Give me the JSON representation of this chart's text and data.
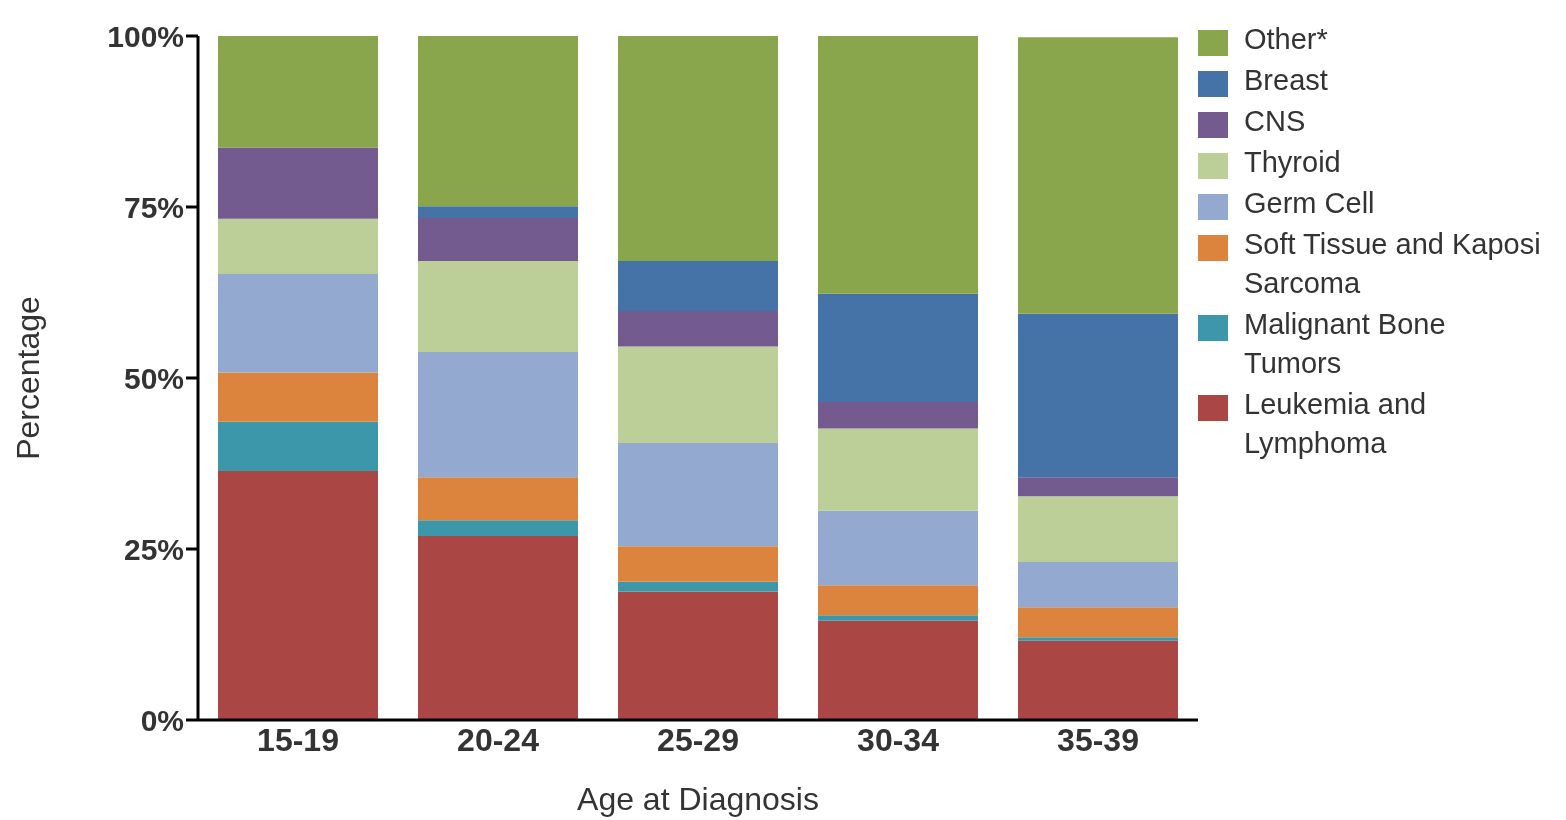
{
  "chart_data": {
    "type": "bar",
    "stacked": true,
    "xlabel": "Age at Diagnosis",
    "ylabel": "Percentage",
    "categories": [
      "15-19",
      "20-24",
      "25-29",
      "30-34",
      "35-39"
    ],
    "series": [
      {
        "name": "Leukemia and Lymphoma",
        "color": "#aa4643",
        "values": [
          36.4,
          26.9,
          18.8,
          14.5,
          11.6
        ]
      },
      {
        "name": "Malignant Bone Tumors",
        "color": "#3d97ab",
        "values": [
          7.2,
          2.3,
          1.4,
          0.8,
          0.5
        ]
      },
      {
        "name": "Soft Tissue and Kaposi Sarcoma",
        "color": "#dc843d",
        "values": [
          7.2,
          6.3,
          5.2,
          4.4,
          4.4
        ]
      },
      {
        "name": "Germ Cell",
        "color": "#94a9d0",
        "values": [
          14.4,
          18.3,
          15.1,
          10.9,
          6.6
        ]
      },
      {
        "name": "Thyroid",
        "color": "#bccf98",
        "values": [
          8.1,
          13.3,
          14.1,
          12.0,
          9.6
        ]
      },
      {
        "name": "CNS",
        "color": "#735a8f",
        "values": [
          10.4,
          6.3,
          5.2,
          3.9,
          2.8
        ]
      },
      {
        "name": "Breast",
        "color": "#4573a7",
        "values": [
          0,
          1.7,
          7.3,
          15.8,
          23.9
        ]
      },
      {
        "name": "Other*",
        "color": "#8aa64c",
        "values": [
          16.3,
          24.9,
          32.9,
          37.7,
          40.4
        ]
      }
    ],
    "ylim": [
      0,
      100
    ],
    "yticks": [
      {
        "value": 0,
        "label": "0%"
      },
      {
        "value": 25,
        "label": "25%"
      },
      {
        "value": 50,
        "label": "50%"
      },
      {
        "value": 75,
        "label": "75%"
      },
      {
        "value": 100,
        "label": "100%"
      }
    ],
    "grid": false,
    "legend": "right"
  }
}
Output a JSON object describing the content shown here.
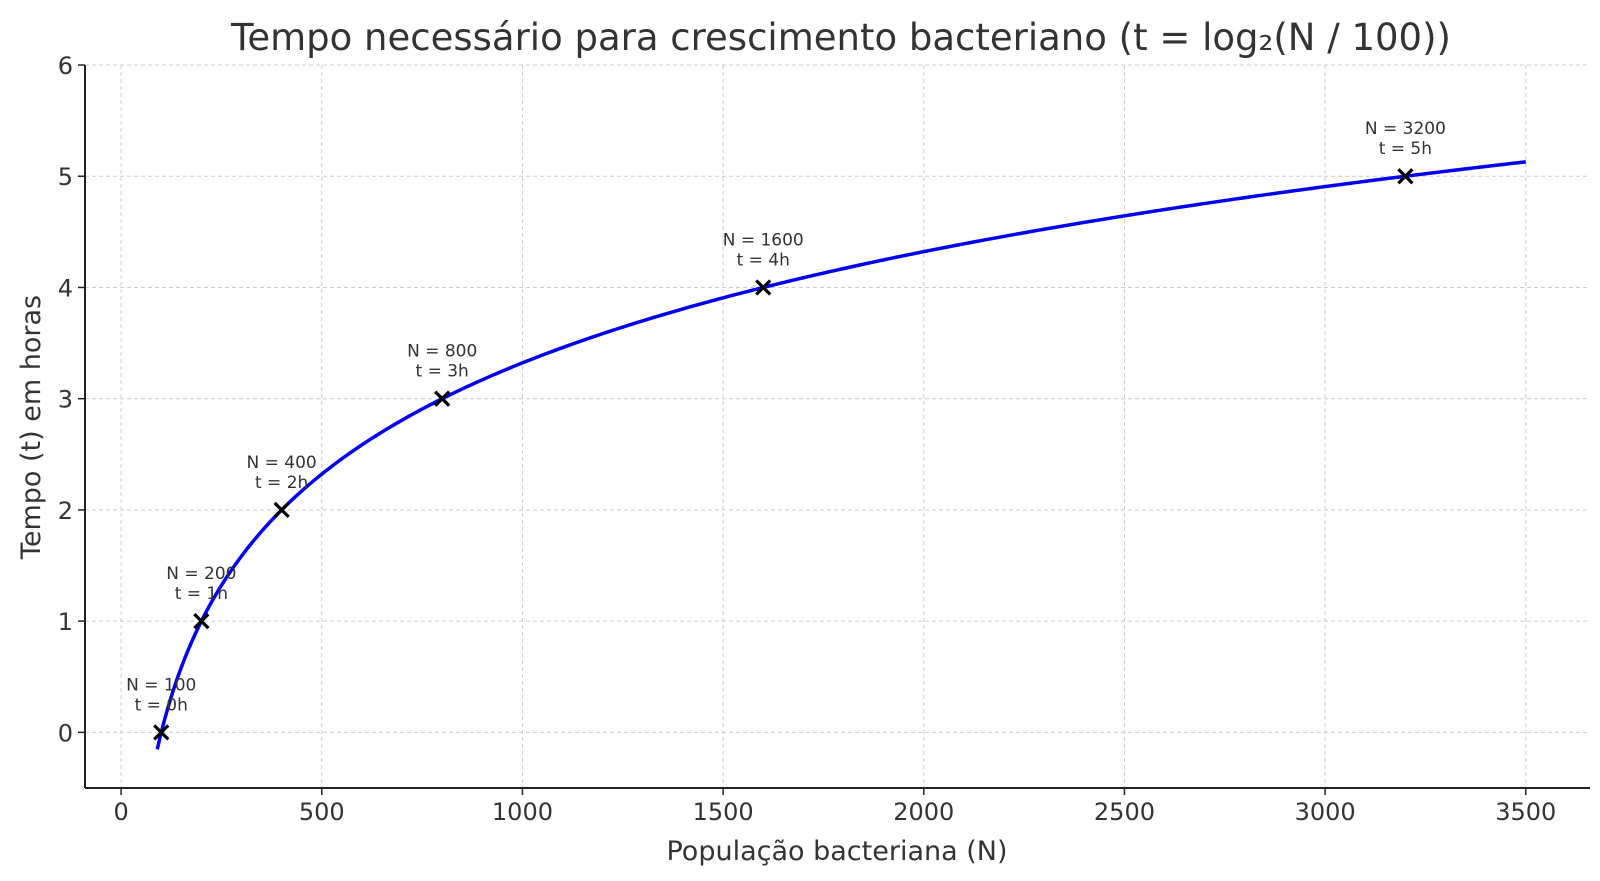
{
  "chart_data": {
    "type": "line",
    "title": "Tempo necessário para crescimento bacteriano (t = log₂(N / 100))",
    "xlabel": "População bacteriana (N)",
    "ylabel": "Tempo (t) em horas",
    "xlim": [
      -90,
      3660
    ],
    "ylim": [
      -0.5,
      6
    ],
    "xticks": [
      0,
      500,
      1000,
      1500,
      2000,
      2500,
      3000,
      3500
    ],
    "yticks": [
      0,
      1,
      2,
      3,
      4,
      5,
      6
    ],
    "grid": true,
    "curve": {
      "formula": "t = log2(N / 100)",
      "x_range": [
        90,
        3500
      ],
      "color": "#0000ee"
    },
    "points": [
      {
        "x": 100,
        "y": 0,
        "label_n": "N = 100",
        "label_t": "t = 0h"
      },
      {
        "x": 200,
        "y": 1,
        "label_n": "N = 200",
        "label_t": "t = 1h"
      },
      {
        "x": 400,
        "y": 2,
        "label_n": "N = 400",
        "label_t": "t = 2h"
      },
      {
        "x": 800,
        "y": 3,
        "label_n": "N = 800",
        "label_t": "t = 3h"
      },
      {
        "x": 1600,
        "y": 4,
        "label_n": "N = 1600",
        "label_t": "t = 4h"
      },
      {
        "x": 3200,
        "y": 5,
        "label_n": "N = 3200",
        "label_t": "t = 5h"
      }
    ],
    "marker_color": "#000000"
  }
}
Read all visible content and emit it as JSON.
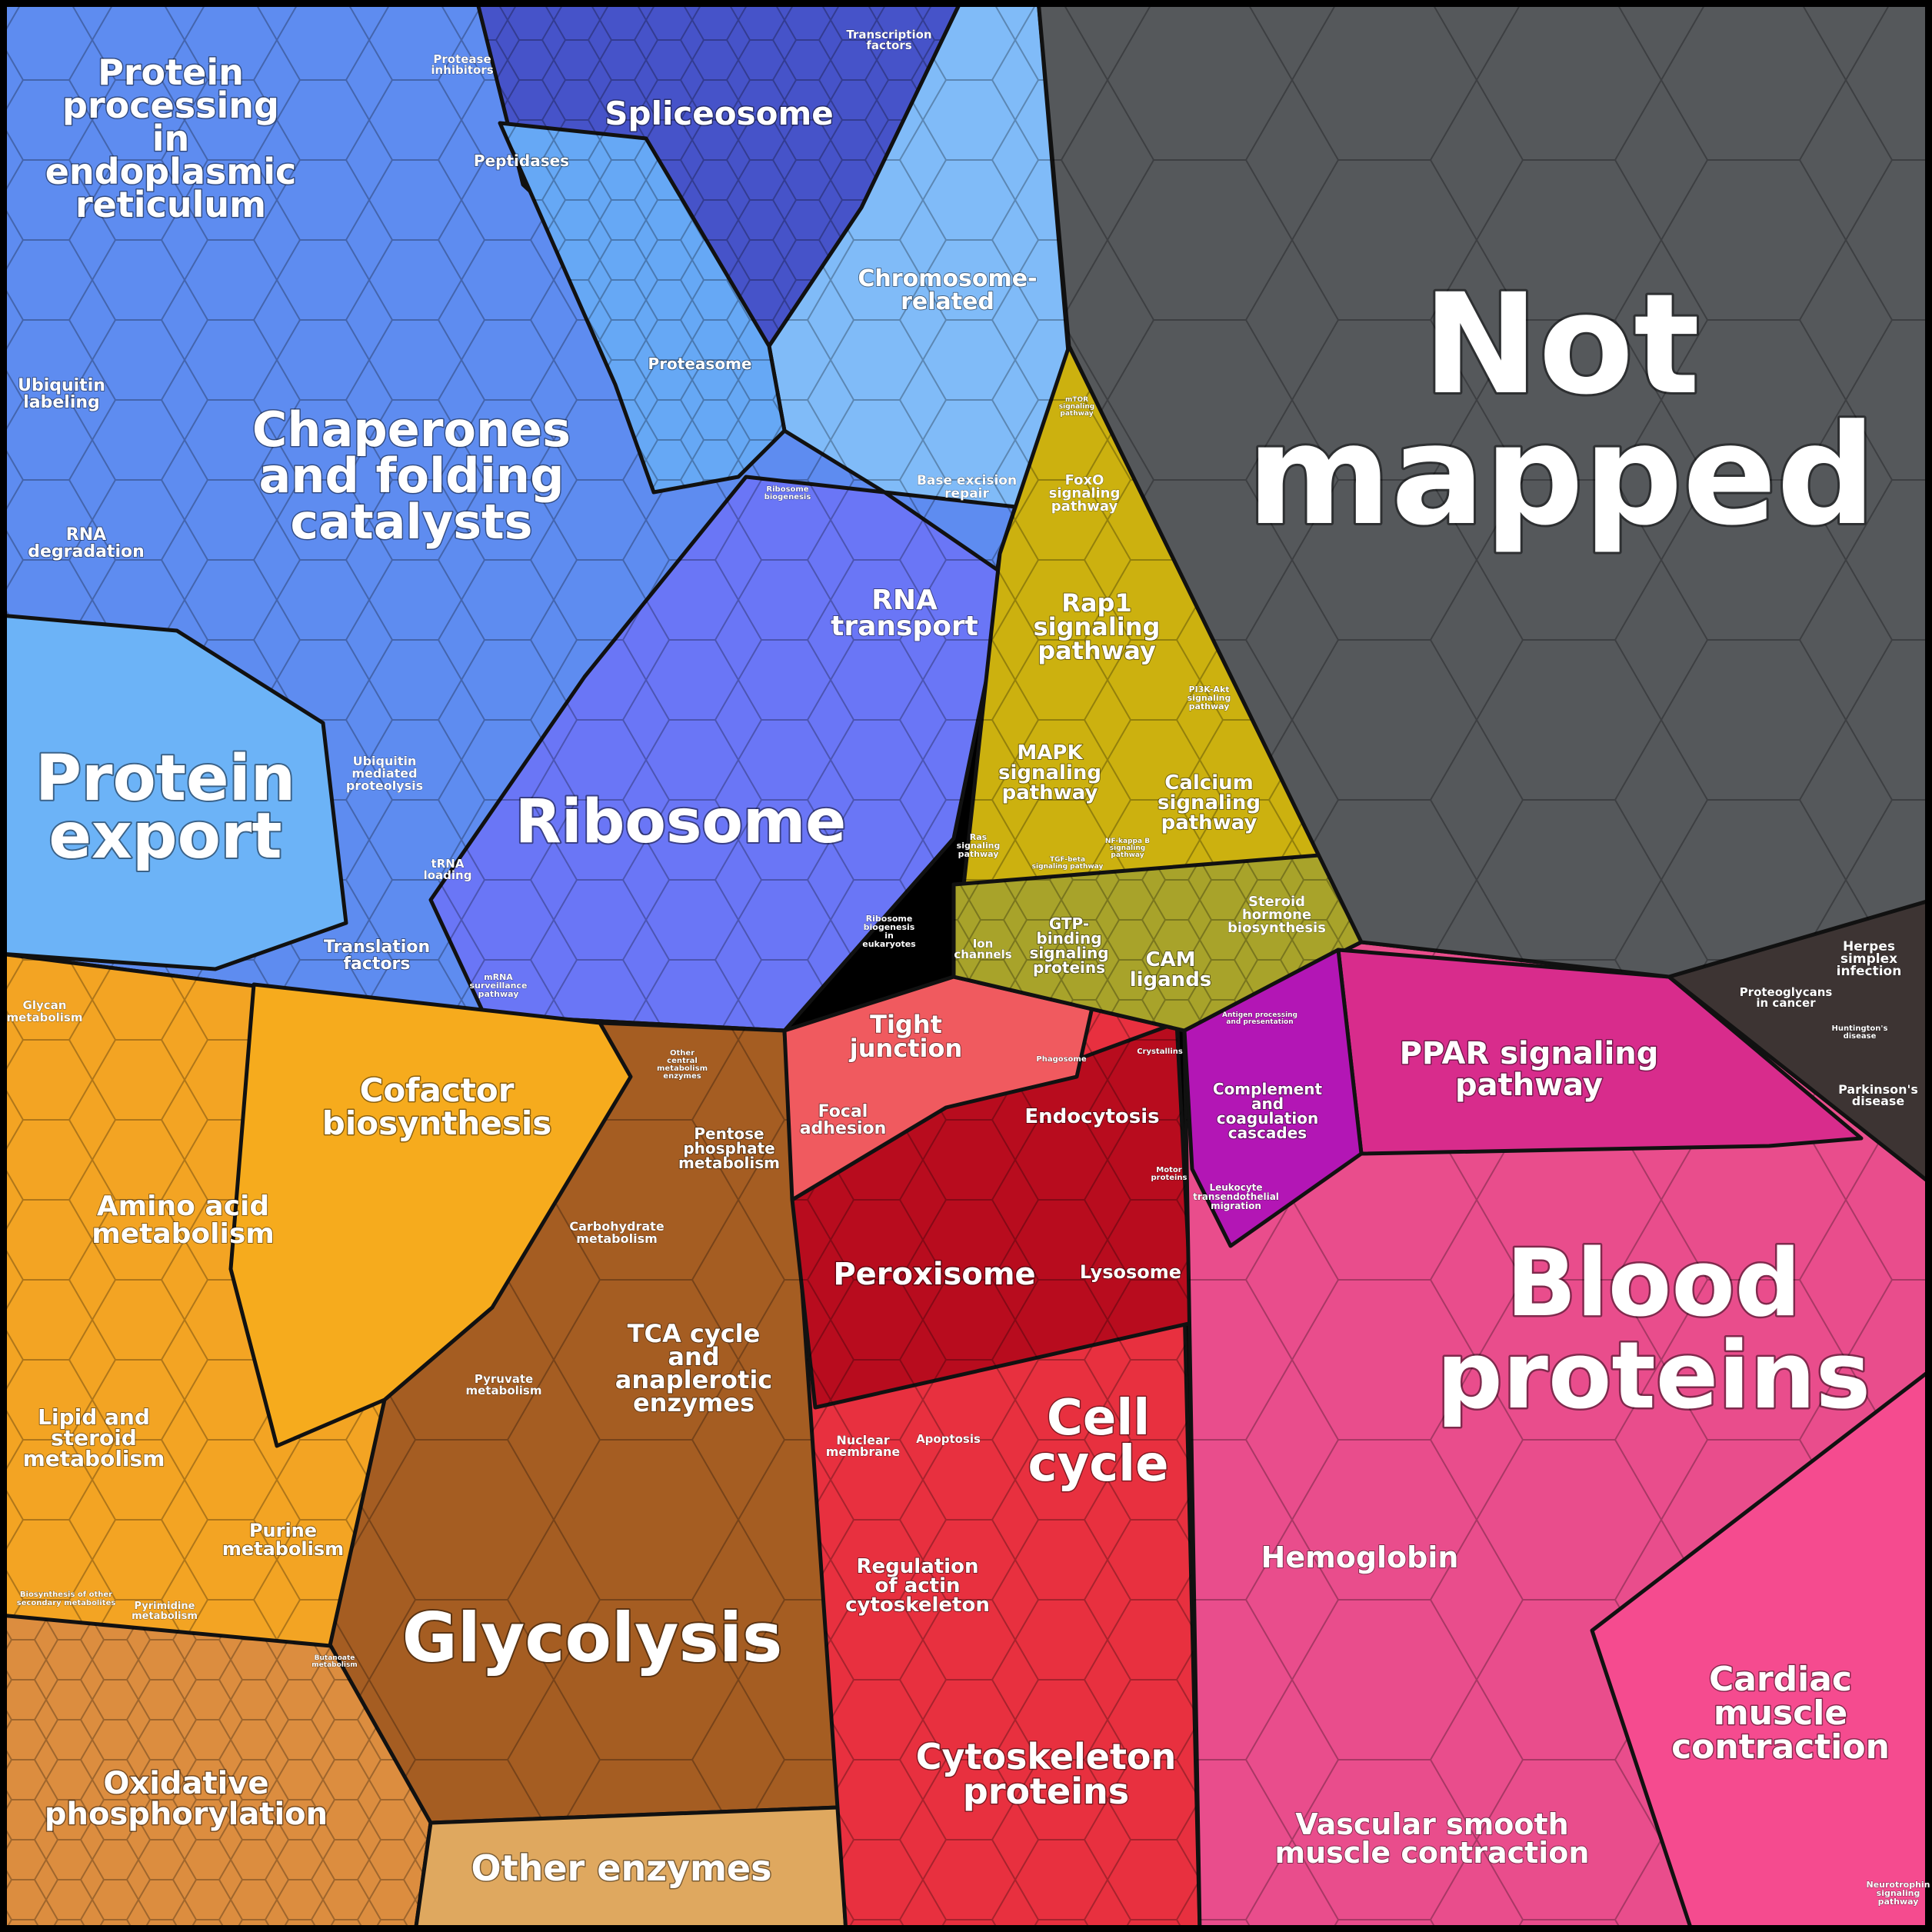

══════════

■ Assigned task ■
The answer is a bare number: how many lines of the records contain the string "content"?

■ Task result ■
2